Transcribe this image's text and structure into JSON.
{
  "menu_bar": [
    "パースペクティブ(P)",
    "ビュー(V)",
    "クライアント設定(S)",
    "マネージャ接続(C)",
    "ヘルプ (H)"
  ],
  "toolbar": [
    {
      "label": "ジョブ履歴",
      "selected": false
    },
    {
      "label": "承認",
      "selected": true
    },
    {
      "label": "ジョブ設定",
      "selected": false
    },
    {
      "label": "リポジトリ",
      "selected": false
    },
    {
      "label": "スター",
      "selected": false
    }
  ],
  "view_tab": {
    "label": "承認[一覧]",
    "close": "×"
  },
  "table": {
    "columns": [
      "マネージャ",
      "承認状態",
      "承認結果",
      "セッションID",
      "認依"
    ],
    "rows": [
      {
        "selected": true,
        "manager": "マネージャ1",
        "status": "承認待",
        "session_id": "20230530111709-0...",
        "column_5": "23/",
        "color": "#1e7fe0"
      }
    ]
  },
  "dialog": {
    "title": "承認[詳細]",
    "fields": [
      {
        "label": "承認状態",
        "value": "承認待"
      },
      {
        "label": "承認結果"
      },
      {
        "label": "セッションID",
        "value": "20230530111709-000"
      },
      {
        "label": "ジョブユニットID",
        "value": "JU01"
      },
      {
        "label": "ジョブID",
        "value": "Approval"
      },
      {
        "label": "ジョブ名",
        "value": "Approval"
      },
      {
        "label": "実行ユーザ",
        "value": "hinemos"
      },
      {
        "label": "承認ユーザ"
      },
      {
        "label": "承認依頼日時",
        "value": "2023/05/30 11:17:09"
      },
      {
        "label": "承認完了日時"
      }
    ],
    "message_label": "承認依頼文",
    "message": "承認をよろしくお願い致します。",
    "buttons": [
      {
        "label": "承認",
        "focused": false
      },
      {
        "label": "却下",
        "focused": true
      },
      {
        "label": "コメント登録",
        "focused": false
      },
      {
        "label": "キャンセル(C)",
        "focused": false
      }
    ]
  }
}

→ **What this task involves**
Select from the material above each line in which the string "true" appears, and list those lines.

→ **Worked answer**
      "selected": true
        "selected": true,
        "focused": true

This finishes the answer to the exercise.